Exercise tasks.
a – Answer these questions about the forum discussion of the LW graph editor below, one answer per line:
(i) What was the first graph editor toby ever used?
(ii) Where does DaveW like to keep the graph editor?
(iii) In the first post, what does the writer like to tell people who struggle with a poorly designed feature?
b – Carry on the forum discussion of the LW graph editor below, picking up after its last sentence.

I know I'm suggesting that the graph editor be re-designed, but I dont really like that idea myself (i'm used to it now, even though its got problems). but when push comes to shove, and someone has difficulty with a "feature" of LW that is obviously poorly designed, I have no qualms about calling it what it is. I like to comfort the poor guys and tell them that they aren't stupid, it really is confusing. And if Newtek gloms on to my preaching, and suddenly starts listening to my heavy handed suggestions, then all the better for them, and all the better for me as well.

toby
07-15-2003, 11:51 PM
" The time scrubber for both the graph editor and the main window are linked, this is misleading about the rest of the "features" of the graph editor"

I don't get it, how is it misleading? You want the selection to be linked, (you can set it that way) but you don't want the timescrubber to be linked? If it wasn't linked, how would you see any changes you made in the graph editor? You couldn't see what you were doing!?

LW's graph editor is the 1st I ever used, which puts me behind in experience but I have to mention that I never had any problem learning it.

I respect your opinion I just don't understand it or am missing something -

DaveW
07-16-2003, 12:28 AM
So, what is "unclean" about the current interface? It all seems pretty straight-forward to me. The graph editor doesn't need to cover up your entire window, it can be resized, minimized, hidden, or moved to a seperate monitor. That's the way most other graph editors work too. I would like to see LW's graph editor be available as a viewport mode (along with all the other panels), but you can size it so it only takes up the same amount of space as if it was in a viewport. I like to keep it on my second monitor so that it's always available and never in the way. What are the dozens of extraneous keystrokes?

Entries provided.

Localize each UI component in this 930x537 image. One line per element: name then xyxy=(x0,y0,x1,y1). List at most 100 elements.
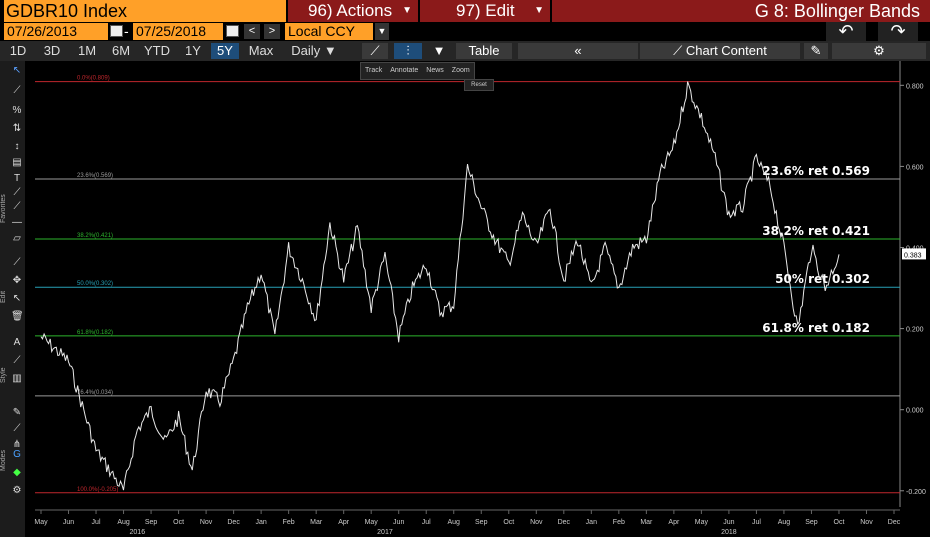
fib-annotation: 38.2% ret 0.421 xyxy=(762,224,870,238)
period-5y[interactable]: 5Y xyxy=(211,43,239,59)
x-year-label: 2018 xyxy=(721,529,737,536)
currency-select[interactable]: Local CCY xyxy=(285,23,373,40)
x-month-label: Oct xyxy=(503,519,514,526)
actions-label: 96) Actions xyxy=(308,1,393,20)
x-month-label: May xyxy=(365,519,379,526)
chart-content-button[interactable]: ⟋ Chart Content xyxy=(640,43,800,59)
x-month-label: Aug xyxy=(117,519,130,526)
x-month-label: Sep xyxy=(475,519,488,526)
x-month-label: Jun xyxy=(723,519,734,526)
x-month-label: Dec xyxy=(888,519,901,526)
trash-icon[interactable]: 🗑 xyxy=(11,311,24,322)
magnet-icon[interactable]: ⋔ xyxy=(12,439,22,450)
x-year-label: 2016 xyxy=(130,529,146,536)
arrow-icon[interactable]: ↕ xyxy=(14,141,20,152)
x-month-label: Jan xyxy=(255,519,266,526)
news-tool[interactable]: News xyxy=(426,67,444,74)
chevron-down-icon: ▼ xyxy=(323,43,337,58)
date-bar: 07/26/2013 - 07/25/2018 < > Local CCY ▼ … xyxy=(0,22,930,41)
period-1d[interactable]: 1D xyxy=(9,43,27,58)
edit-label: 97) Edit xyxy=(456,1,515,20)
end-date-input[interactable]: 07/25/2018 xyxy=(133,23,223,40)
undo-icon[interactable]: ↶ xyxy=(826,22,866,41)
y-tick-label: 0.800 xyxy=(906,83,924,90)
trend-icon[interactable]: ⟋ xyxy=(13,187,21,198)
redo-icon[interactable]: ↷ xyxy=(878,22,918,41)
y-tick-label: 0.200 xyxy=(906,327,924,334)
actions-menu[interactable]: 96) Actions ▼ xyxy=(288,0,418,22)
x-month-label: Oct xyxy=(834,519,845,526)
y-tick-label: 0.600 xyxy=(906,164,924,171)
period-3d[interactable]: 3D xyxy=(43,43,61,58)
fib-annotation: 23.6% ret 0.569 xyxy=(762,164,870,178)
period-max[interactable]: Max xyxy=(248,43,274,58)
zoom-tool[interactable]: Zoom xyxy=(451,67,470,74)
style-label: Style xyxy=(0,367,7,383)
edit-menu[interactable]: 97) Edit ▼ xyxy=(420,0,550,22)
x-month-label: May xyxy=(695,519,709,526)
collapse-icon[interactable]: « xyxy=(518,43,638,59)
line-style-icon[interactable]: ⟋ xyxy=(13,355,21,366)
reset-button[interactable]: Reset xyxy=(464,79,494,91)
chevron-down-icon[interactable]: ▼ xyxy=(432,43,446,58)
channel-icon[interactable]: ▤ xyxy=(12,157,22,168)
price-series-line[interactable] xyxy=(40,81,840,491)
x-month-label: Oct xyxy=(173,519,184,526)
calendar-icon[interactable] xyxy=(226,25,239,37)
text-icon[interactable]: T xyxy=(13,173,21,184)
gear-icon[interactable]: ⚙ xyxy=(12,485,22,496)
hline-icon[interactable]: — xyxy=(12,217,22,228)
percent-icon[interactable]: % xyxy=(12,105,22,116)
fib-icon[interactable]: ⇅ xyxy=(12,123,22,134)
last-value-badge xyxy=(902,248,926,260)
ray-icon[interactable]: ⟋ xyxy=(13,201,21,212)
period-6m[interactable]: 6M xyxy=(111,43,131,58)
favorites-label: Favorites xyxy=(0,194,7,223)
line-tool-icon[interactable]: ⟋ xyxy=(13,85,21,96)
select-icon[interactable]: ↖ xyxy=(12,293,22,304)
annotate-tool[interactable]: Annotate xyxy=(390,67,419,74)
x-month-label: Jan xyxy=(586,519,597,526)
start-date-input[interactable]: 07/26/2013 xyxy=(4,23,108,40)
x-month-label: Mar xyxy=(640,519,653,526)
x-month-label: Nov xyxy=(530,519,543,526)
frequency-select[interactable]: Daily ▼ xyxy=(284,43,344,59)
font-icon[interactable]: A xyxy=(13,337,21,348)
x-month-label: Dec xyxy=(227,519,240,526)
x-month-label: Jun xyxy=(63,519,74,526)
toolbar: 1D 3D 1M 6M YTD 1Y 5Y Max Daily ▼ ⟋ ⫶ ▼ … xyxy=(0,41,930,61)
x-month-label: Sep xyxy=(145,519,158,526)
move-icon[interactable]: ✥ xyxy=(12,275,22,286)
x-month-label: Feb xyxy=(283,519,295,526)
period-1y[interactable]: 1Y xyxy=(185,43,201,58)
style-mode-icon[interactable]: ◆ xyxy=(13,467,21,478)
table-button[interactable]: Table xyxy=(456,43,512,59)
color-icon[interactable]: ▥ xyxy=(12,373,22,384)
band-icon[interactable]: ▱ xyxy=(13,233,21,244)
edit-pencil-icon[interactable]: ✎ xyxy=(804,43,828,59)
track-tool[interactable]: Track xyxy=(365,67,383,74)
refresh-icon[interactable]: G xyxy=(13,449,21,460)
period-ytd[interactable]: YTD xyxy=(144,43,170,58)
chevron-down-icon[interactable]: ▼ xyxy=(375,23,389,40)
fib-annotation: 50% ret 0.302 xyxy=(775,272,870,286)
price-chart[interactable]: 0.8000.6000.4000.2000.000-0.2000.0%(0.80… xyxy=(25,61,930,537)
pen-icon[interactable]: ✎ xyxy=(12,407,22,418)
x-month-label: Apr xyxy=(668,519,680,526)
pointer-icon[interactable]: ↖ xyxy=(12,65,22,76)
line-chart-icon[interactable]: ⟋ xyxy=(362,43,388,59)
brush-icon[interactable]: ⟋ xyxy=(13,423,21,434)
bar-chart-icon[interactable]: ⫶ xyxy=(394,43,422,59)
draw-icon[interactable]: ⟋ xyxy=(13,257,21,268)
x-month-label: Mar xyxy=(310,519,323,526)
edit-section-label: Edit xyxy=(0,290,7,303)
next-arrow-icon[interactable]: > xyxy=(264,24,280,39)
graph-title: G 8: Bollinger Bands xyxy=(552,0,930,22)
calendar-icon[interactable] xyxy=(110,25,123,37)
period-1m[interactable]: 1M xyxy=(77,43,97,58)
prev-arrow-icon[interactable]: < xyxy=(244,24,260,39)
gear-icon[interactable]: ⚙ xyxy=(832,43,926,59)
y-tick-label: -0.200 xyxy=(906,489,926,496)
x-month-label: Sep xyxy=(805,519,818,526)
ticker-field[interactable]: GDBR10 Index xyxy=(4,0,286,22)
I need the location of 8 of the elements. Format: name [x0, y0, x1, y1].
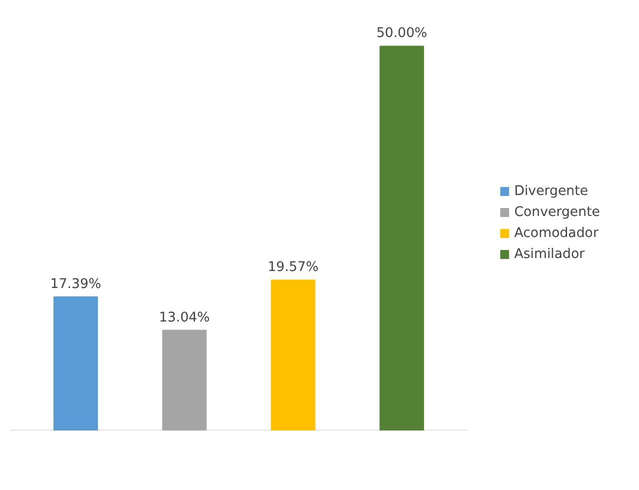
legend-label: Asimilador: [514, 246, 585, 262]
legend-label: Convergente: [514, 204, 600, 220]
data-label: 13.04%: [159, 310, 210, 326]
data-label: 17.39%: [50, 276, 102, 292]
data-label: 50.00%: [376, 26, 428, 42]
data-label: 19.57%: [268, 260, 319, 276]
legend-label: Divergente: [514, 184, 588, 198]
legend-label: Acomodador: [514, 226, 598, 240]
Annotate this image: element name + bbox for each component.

Per-task answers.
a –
(i) LW's graph editor.
(ii) On DaveW's second monitor, so that it is always available and never in the way.
(iii) That they aren't stupid and it really is confusing.

b –
As for keeping the object selections in my mind, no I don't need to do that. The item that the channel belongs to is listed right there in the channel bin. In addition to that, I usually work with favorite sets, so I know that if I'm working on the hand then even though I only have the index finger bones selected, the graph editor will contain all the rotation channels for all the fingers of that hand. When I move to the legs, I use the favorite set that contains the leg channels. But like I said before, if you want it to work like other packages all you need to do is turn on item selection tracking. There are projects where I turn that on, but usually I find it annoying. It's good to have options.

I don't see the Layout/Graph editor timeline as being misleading at all. The channel bin clearly states what is being shown in the graph editor, and if you want it to show the same items you have selected in Layout, there is a very simple option that turns it on. Being a newbie to LW or 3d in general isn't an excuse for not reading the manual or even looking at what options are available when you click that big button clearly labeled "options".

I'm curious to know exactly what you think is wrong with the graph editor, and what packages have graph editors that you feel are superior. I can understand that you would like a different graph editor better, but you seem to have a very low opinion of LW's graph editor and I can only assume it's because you haven't learned how to use LW's editor efficiently. I had a similar experience going from Maya's dopesheet editor to XSI's, XSI's dopesheet editor workflow seems very odd and not well thought out at first, so I decided to spend a few hours focusing soley on XSI's dopesheet editor so I could learn all the ins and outs. By the end of the day I decided XSI's dopesheet editor is better than Maya's. You might not come to the same conclusion about LW's graph editor, but I think that if you learn to use LW's graph editor the way it wasmeant to be used, you might realize it's not a bad way of doing things, just different.

eblu
07-16-2003, 08:55 AM
rather than use many words...
I thought i'd supply a picture.

it is a screen capture of the current graph editor, and a quick mockup that is blended more cleanly into LW's interface.
things to note:
theres no time scrubber in the mockup, its extraneous because that graph editor is Owned by the main window, and shares the time scrubber with every other view.
there are less controls in the mockup. Since the mockup is tied into the rest of the interface, it simply works with the tools you already know.
the mockup's main window takes up less room that the Two windows in the screen capture, and still gives you more Graph to work with.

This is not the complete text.